*Problem to solve:* All of the material should be reproduced exactly, with pictures left out.

*Supplied data:*
++++++

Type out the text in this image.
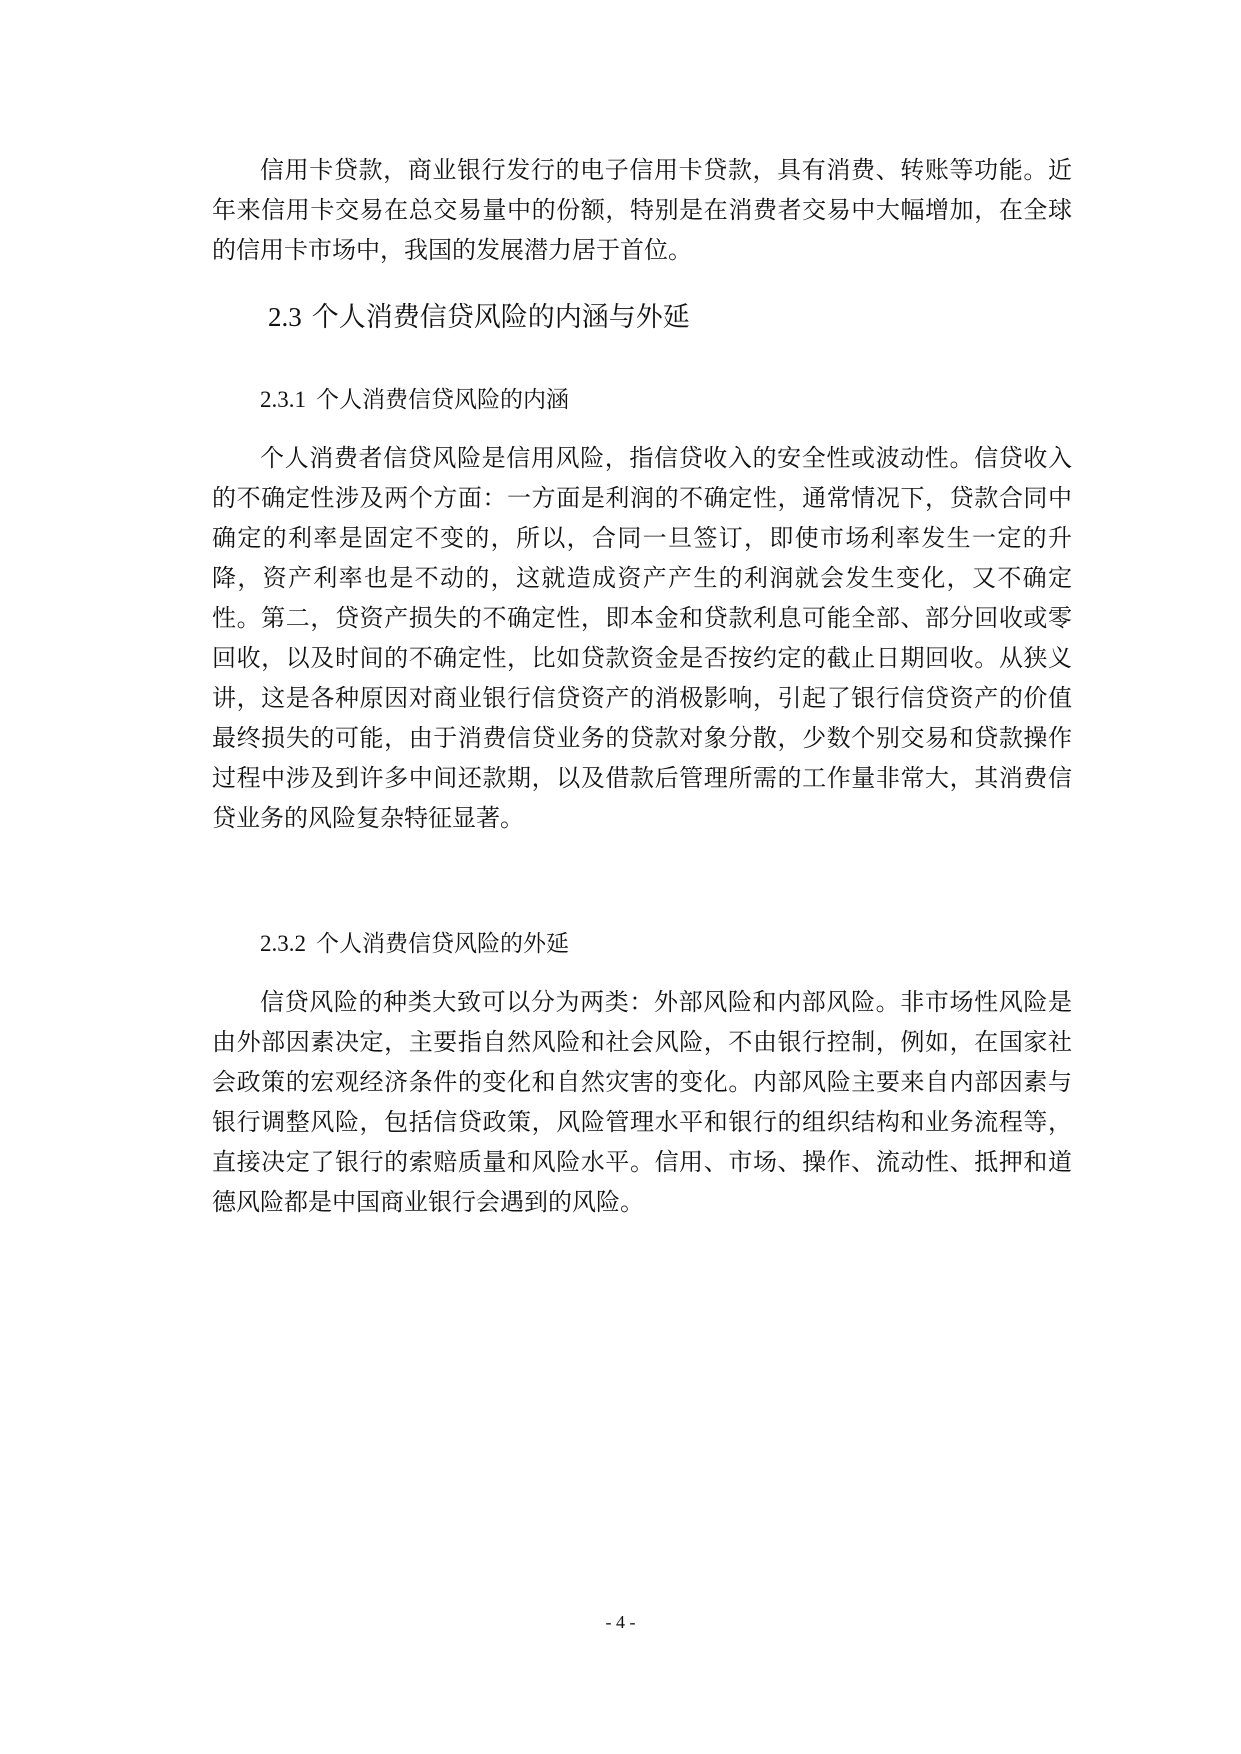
信用卡贷款，商业银行发行的电子信用卡贷款，具有消费、转账等功能。近年来信用卡交易在总交易量中的份额，特别是在消费者交易中大幅增加，在全球的信用卡市场中，我国的发展潜力居于首位。

2.3 个人消费信贷风险的内涵与外延
2.3.1 个人消费信贷风险的内涵

个人消费者信贷风险是信用风险，指信贷收入的安全性或波动性。信贷收入的不确定性涉及两个方面：一方面是利润的不确定性，通常情况下，贷款合同中确定的利率是固定不变的，所以，合同一旦签订，即使市场利率发生一定的升降，资产利率也是不动的，这就造成资产产生的利润就会发生变化，又不确定性。第二，贷资产损失的不确定性，即本金和贷款利息可能全部、部分回收或零回收，以及时间的不确定性，比如贷款资金是否按约定的截止日期回收。从狭义讲，这是各种原因对商业银行信贷资产的消极影响，引起了银行信贷资产的价值最终损失的可能，由于消费信贷业务的贷款对象分散，少数个别交易和贷款操作过程中涉及到许多中间还款期，以及借款后管理所需的工作量非常大，其消费信贷业务的风险复杂特征显著。

2.3.2 个人消费信贷风险的外延

信贷风险的种类大致可以分为两类：外部风险和内部风险。非市场性风险是由外部因素决定，主要指自然风险和社会风险，不由银行控制，例如，在国家社会政策的宏观经济条件的变化和自然灾害的变化。内部风险主要来自内部因素与银行调整风险，包括信贷政策，风险管理水平和银行的组织结构和业务流程等，直接决定了银行的索赔质量和风险水平。信用、市场、操作、流动性、抵押和道德风险都是中国商业银行会遇到的风险。

- 4 -
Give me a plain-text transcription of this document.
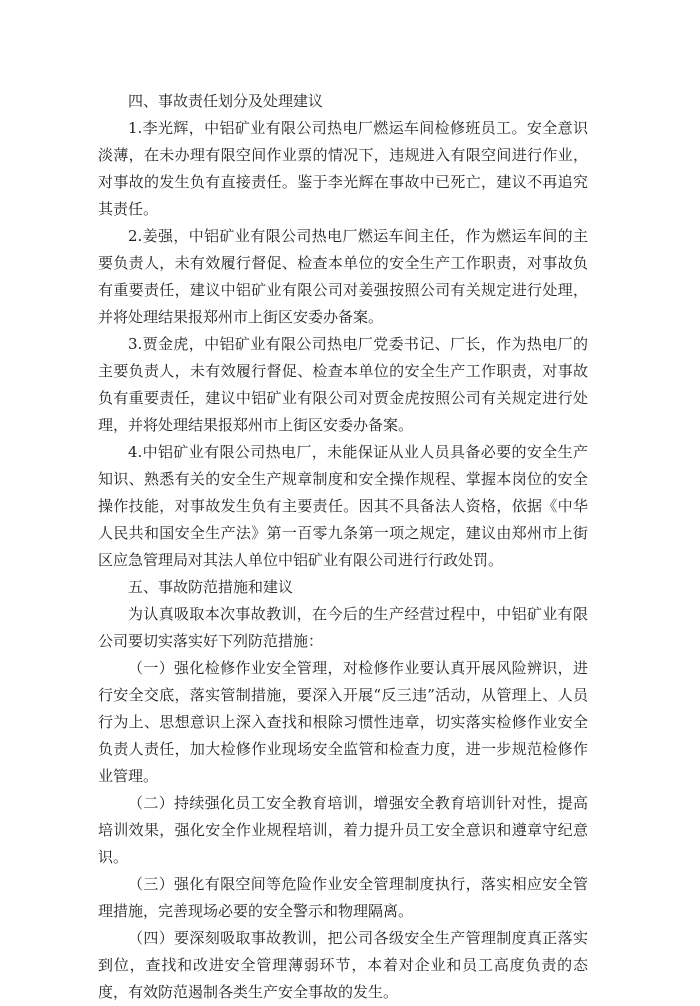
四、事故责任划分及处理建议

1.李光辉，中铝矿业有限公司热电厂燃运车间检修班员工。安全意识淡薄，在未办理有限空间作业票的情况下，违规进入有限空间进行作业，对事故的发生负有直接责任。鉴于李光辉在事故中已死亡，建议不再追究其责任。

2.姜强，中铝矿业有限公司热电厂燃运车间主任，作为燃运车间的主要负责人，未有效履行督促、检查本单位的安全生产工作职责，对事故负有重要责任，建议中铝矿业有限公司对姜强按照公司有关规定进行处理，并将处理结果报郑州市上街区安委办备案。

3.贾金虎，中铝矿业有限公司热电厂党委书记、厂长，作为热电厂的主要负责人，未有效履行督促、检查本单位的安全生产工作职责，对事故负有重要责任，建议中铝矿业有限公司对贾金虎按照公司有关规定进行处理，并将处理结果报郑州市上街区安委办备案。

4.中铝矿业有限公司热电厂，未能保证从业人员具备必要的安全生产知识、熟悉有关的安全生产规章制度和安全操作规程、掌握本岗位的安全操作技能，对事故发生负有主要责任。因其不具备法人资格，依据《中华人民共和国安全生产法》第一百零九条第一项之规定，建议由郑州市上街区应急管理局对其法人单位中铝矿业有限公司进行行政处罚。

五、事故防范措施和建议

为认真吸取本次事故教训，在今后的生产经营过程中，中铝矿业有限公司要切实落实好下列防范措施：

（一）强化检修作业安全管理，对检修作业要认真开展风险辨识，进行安全交底，落实管制措施，要深入开展“反三违”活动，从管理上、人员行为上、思想意识上深入查找和根除习惯性违章，切实落实检修作业安全负责人责任，加大检修作业现场安全监管和检查力度，进一步规范检修作业管理。

（二）持续强化员工安全教育培训，增强安全教育培训针对性，提高培训效果，强化安全作业规程培训，着力提升员工安全意识和遵章守纪意识。

（三）强化有限空间等危险作业安全管理制度执行，落实相应安全管理措施，完善现场必要的安全警示和物理隔离。

（四）要深刻吸取事故教训，把公司各级安全生产管理制度真正落实到位，查找和改进安全管理薄弱环节，本着对企业和员工高度负责的态度，有效防范遏制各类生产安全事故的发生。
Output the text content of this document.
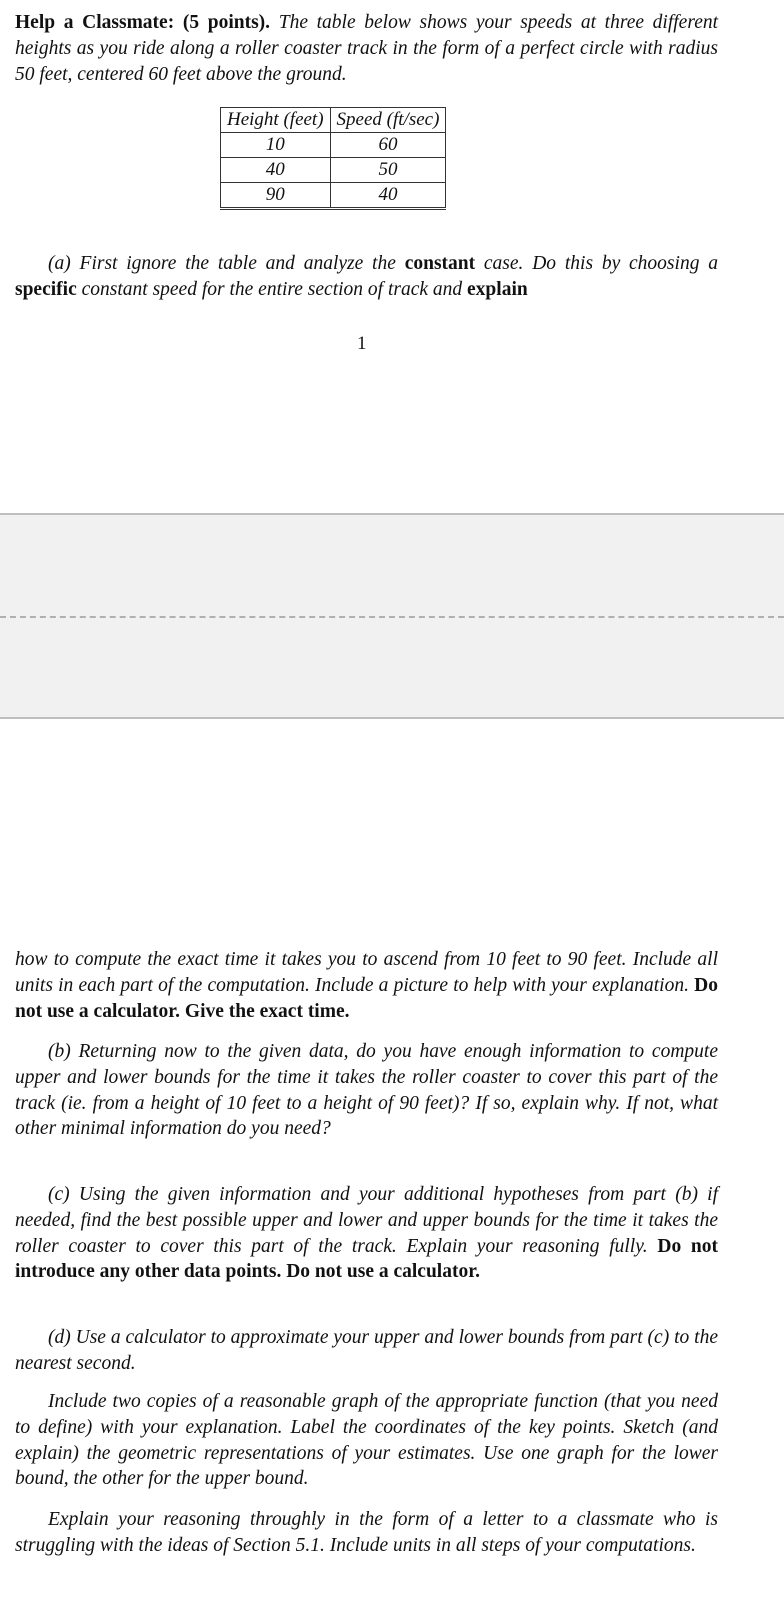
Help a Classmate: (5 points). The table below shows your speeds at three different heights as you ride along a roller coaster track in the form of a perfect circle with radius 50 feet, centered 60 feet above the ground.
Height (feet)	Speed (ft/sec)
10	60
40	50
90	40
(a) First ignore the table and analyze the constant case. Do this by choosing a specific constant speed for the entire section of track and explain
1
how to compute the exact time it takes you to ascend from 10 feet to 90 feet. Include all units in each part of the computation. Include a picture to help with your explanation. Do not use a calculator. Give the exact time.
(b) Returning now to the given data, do you have enough information to compute upper and lower bounds for the time it takes the roller coaster to cover this part of the track (ie. from a height of 10 feet to a height of 90 feet)? If so, explain why. If not, what other minimal information do you need?
(c) Using the given information and your additional hypotheses from part (b) if needed, find the best possible upper and lower and upper bounds for the time it takes the roller coaster to cover this part of the track. Explain your reasoning fully. Do not introduce any other data points. Do not use a calculator.
(d) Use a calculator to approximate your upper and lower bounds from part (c) to the nearest second.
Include two copies of a reasonable graph of the appropriate function (that you need to define) with your explanation. Label the coordinates of the key points. Sketch (and explain) the geometric representations of your estimates. Use one graph for the lower bound, the other for the upper bound.
Explain your reasoning throughly in the form of a letter to a classmate who is struggling with the ideas of Section 5.1. Include units in all steps of your computations.
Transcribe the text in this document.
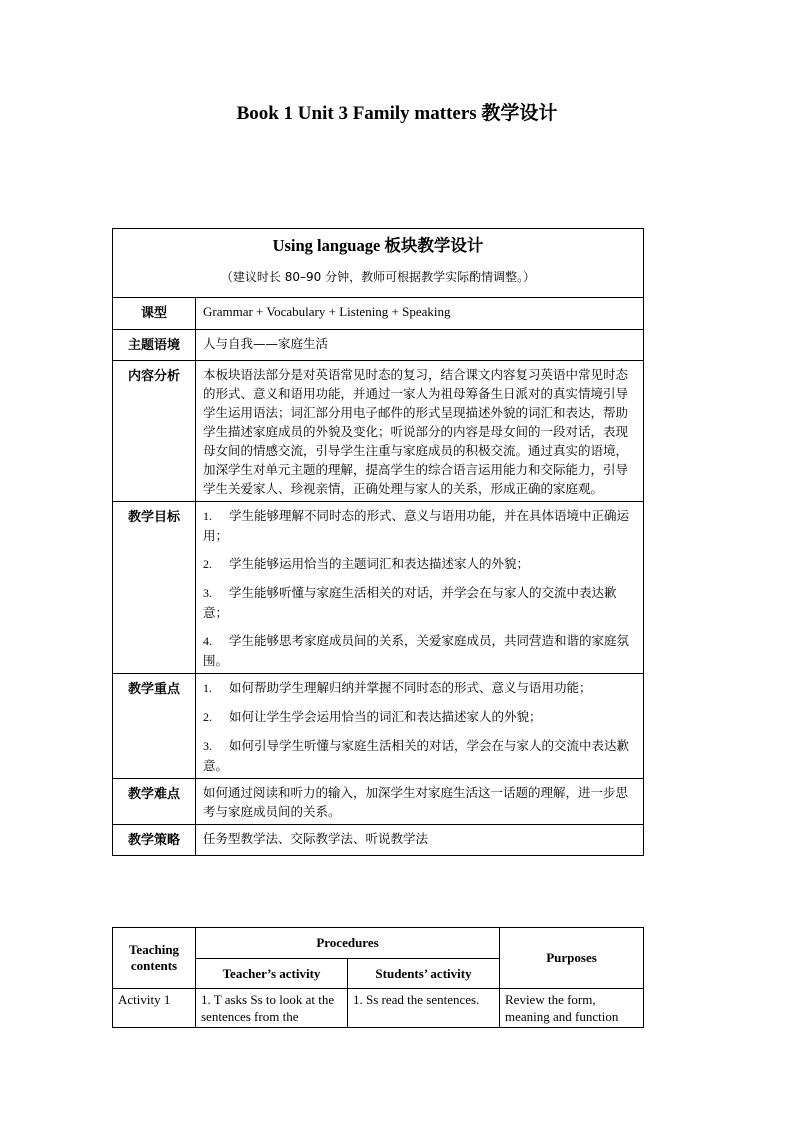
Book 1 Unit 3 Family matters 教学设计
Using language 板块教学设计
（建议时长 80–90 分钟，教师可根据教学实际酌情调整。）	

课型	Grammar + Vocabulary + Listening + Speaking
主题语境	人与自我——家庭生活
内容分析	本板块语法部分是对英语常见时态的复习，结合课文内容复习英语中常见时态的形式、意义和语用功能，并通过一家人为祖母筹备生日派对的真实情境引导学生运用语法；词汇部分用电子邮件的形式呈现描述外貌的词汇和表达，帮助学生描述家庭成员的外貌及变化；听说部分的内容是母女间的一段对话，表现母女间的情感交流，引导学生注重与家庭成员的积极交流。通过真实的语境，加深学生对单元主题的理解，提高学生的综合语言运用能力和交际能力，引导学生关爱家人、珍视亲情，正确处理与家人的关系，形成正确的家庭观。
教学目标	1. 学生能够理解不同时态的形式、意义与语用功能，并在具体语境中正确运用；
2. 学生能够运用恰当的主题词汇和表达描述家人的外貌；
3. 学生能够听懂与家庭生活相关的对话，并学会在与家人的交流中表达歉意；
4. 学生能够思考家庭成员间的关系，关爱家庭成员，共同营造和谐的家庭氛围。

教学重点	1. 如何帮助学生理解归纳并掌握不同时态的形式、意义与语用功能；
2. 如何让学生学会运用恰当的词汇和表达描述家人的外貌；
3. 如何引导学生听懂与家庭生活相关的对话，学会在与家人的交流中表达歉意。

教学难点	如何通过阅读和听力的输入，加深学生对家庭生活这一话题的理解，进一步思考与家庭成员间的关系。
教学策略	任务型教学法、交际教学法、听说教学法
Teaching contents	Procedures		Purposes
	Teacher’s activity	Students’ activity	
Activity 1	1. T asks Ss to look at the sentences from the	1. Ss read the sentences.	Review the form, meaning and function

++++++

*Exercise response:*
Type out the text in this image.
信用卡贷款，商业银行发行的电子信用卡贷款，具有消费、转账等功能。近年来信用卡交易在总交易量中的份额，特别是在消费者交易中大幅增加，在全球的信用卡市场中，我国的发展潜力居于首位。

2.3 个人消费信贷风险的内涵与外延
2.3.1 个人消费信贷风险的内涵

个人消费者信贷风险是信用风险，指信贷收入的安全性或波动性。信贷收入的不确定性涉及两个方面：一方面是利润的不确定性，通常情况下，贷款合同中确定的利率是固定不变的，所以，合同一旦签订，即使市场利率发生一定的升降，资产利率也是不动的，这就造成资产产生的利润就会发生变化，又不确定性。第二，贷资产损失的不确定性，即本金和贷款利息可能全部、部分回收或零回收，以及时间的不确定性，比如贷款资金是否按约定的截止日期回收。从狭义讲，这是各种原因对商业银行信贷资产的消极影响，引起了银行信贷资产的价值最终损失的可能，由于消费信贷业务的贷款对象分散，少数个别交易和贷款操作过程中涉及到许多中间还款期，以及借款后管理所需的工作量非常大，其消费信贷业务的风险复杂特征显著。

2.3.2 个人消费信贷风险的外延

信贷风险的种类大致可以分为两类：外部风险和内部风险。非市场性风险是由外部因素决定，主要指自然风险和社会风险，不由银行控制，例如，在国家社会政策的宏观经济条件的变化和自然灾害的变化。内部风险主要来自内部因素与银行调整风险，包括信贷政策，风险管理水平和银行的组织结构和业务流程等，直接决定了银行的索赔质量和风险水平。信用、市场、操作、流动性、抵押和道德风险都是中国商业银行会遇到的风险。

- 4 -
Give me a plain-text transcription of this document.
四、事故责任划分及处理建议

1.李光辉，中铝矿业有限公司热电厂燃运车间检修班员工。安全意识淡薄，在未办理有限空间作业票的情况下，违规进入有限空间进行作业，对事故的发生负有直接责任。鉴于李光辉在事故中已死亡，建议不再追究其责任。

2.姜强，中铝矿业有限公司热电厂燃运车间主任，作为燃运车间的主要负责人，未有效履行督促、检查本单位的安全生产工作职责，对事故负有重要责任，建议中铝矿业有限公司对姜强按照公司有关规定进行处理，并将处理结果报郑州市上街区安委办备案。

3.贾金虎，中铝矿业有限公司热电厂党委书记、厂长，作为热电厂的主要负责人，未有效履行督促、检查本单位的安全生产工作职责，对事故负有重要责任，建议中铝矿业有限公司对贾金虎按照公司有关规定进行处理，并将处理结果报郑州市上街区安委办备案。

4.中铝矿业有限公司热电厂，未能保证从业人员具备必要的安全生产知识、熟悉有关的安全生产规章制度和安全操作规程、掌握本岗位的安全操作技能，对事故发生负有主要责任。因其不具备法人资格，依据《中华人民共和国安全生产法》第一百零九条第一项之规定，建议由郑州市上街区应急管理局对其法人单位中铝矿业有限公司进行行政处罚。

五、事故防范措施和建议

为认真吸取本次事故教训，在今后的生产经营过程中，中铝矿业有限公司要切实落实好下列防范措施：

（一）强化检修作业安全管理，对检修作业要认真开展风险辨识，进行安全交底，落实管制措施，要深入开展“反三违”活动，从管理上、人员行为上、思想意识上深入查找和根除习惯性违章，切实落实检修作业安全负责人责任，加大检修作业现场安全监管和检查力度，进一步规范检修作业管理。

（二）持续强化员工安全教育培训，增强安全教育培训针对性，提高培训效果，强化安全作业规程培训，着力提升员工安全意识和遵章守纪意识。

（三）强化有限空间等危险作业安全管理制度执行，落实相应安全管理措施，完善现场必要的安全警示和物理隔离。

（四）要深刻吸取事故教训，把公司各级安全生产管理制度真正落实到位，查找和改进安全管理薄弱环节，本着对企业和员工高度负责的态度，有效防范遏制各类生产安全事故的发生。
Output the text content of this document.
Help a Classmate: (5 points). The table below shows your speeds at three different heights as you ride along a roller coaster track in the form of a perfect circle with radius 50 feet, centered 60 feet above the ground.
Height (feet)	Speed (ft/sec)
10	60
40	50
90	40
(a) First ignore the table and analyze the constant case. Do this by choosing a specific constant speed for the entire section of track and explain
1
how to compute the exact time it takes you to ascend from 10 feet to 90 feet. Include all units in each part of the computation. Include a picture to help with your explanation. Do not use a calculator. Give the exact time.
(b) Returning now to the given data, do you have enough information to compute upper and lower bounds for the time it takes the roller coaster to cover this part of the track (ie. from a height of 10 feet to a height of 90 feet)? If so, explain why. If not, what other minimal information do you need?
(c) Using the given information and your additional hypotheses from part (b) if needed, find the best possible upper and lower and upper bounds for the time it takes the roller coaster to cover this part of the track. Explain your reasoning fully. Do not introduce any other data points. Do not use a calculator.
(d) Use a calculator to approximate your upper and lower bounds from part (c) to the nearest second.
Include two copies of a reasonable graph of the appropriate function (that you need to define) with your explanation. Label the coordinates of the key points. Sketch (and explain) the geometric representations of your estimates. Use one graph for the lower bound, the other for the upper bound.
Explain your reasoning throughly in the form of a letter to a classmate who is struggling with the ideas of Section 5.1. Include units in all steps of your computations.
Transcribe the text in this document.
Book 1 Unit 3 Family matters 教学设计
Using language 板块教学设计
（建议时长 80–90 分钟，教师可根据教学实际酌情调整。）	

课型	Grammar + Vocabulary + Listening + Speaking
主题语境	人与自我——家庭生活
内容分析	本板块语法部分是对英语常见时态的复习，结合课文内容复习英语中常见时态的形式、意义和语用功能，并通过一家人为祖母筹备生日派对的真实情境引导学生运用语法；词汇部分用电子邮件的形式呈现描述外貌的词汇和表达，帮助学生描述家庭成员的外貌及变化；听说部分的内容是母女间的一段对话，表现母女间的情感交流，引导学生注重与家庭成员的积极交流。通过真实的语境，加深学生对单元主题的理解，提高学生的综合语言运用能力和交际能力，引导学生关爱家人、珍视亲情，正确处理与家人的关系，形成正确的家庭观。
教学目标	1. 学生能够理解不同时态的形式、意义与语用功能，并在具体语境中正确运用；
2. 学生能够运用恰当的主题词汇和表达描述家人的外貌；
3. 学生能够听懂与家庭生活相关的对话，并学会在与家人的交流中表达歉意；
4. 学生能够思考家庭成员间的关系，关爱家庭成员，共同营造和谐的家庭氛围。

教学重点	1. 如何帮助学生理解归纳并掌握不同时态的形式、意义与语用功能；
2. 如何让学生学会运用恰当的词汇和表达描述家人的外貌；
3. 如何引导学生听懂与家庭生活相关的对话，学会在与家人的交流中表达歉意。

教学难点	如何通过阅读和听力的输入，加深学生对家庭生活这一话题的理解，进一步思考与家庭成员间的关系。
教学策略	任务型教学法、交际教学法、听说教学法
Teaching contents	Procedures		Purposes
	Teacher’s activity	Students’ activity	
Activity 1	1. T asks Ss to look at the sentences from the	1. Ss read the sentences.	Review the form, meaning and function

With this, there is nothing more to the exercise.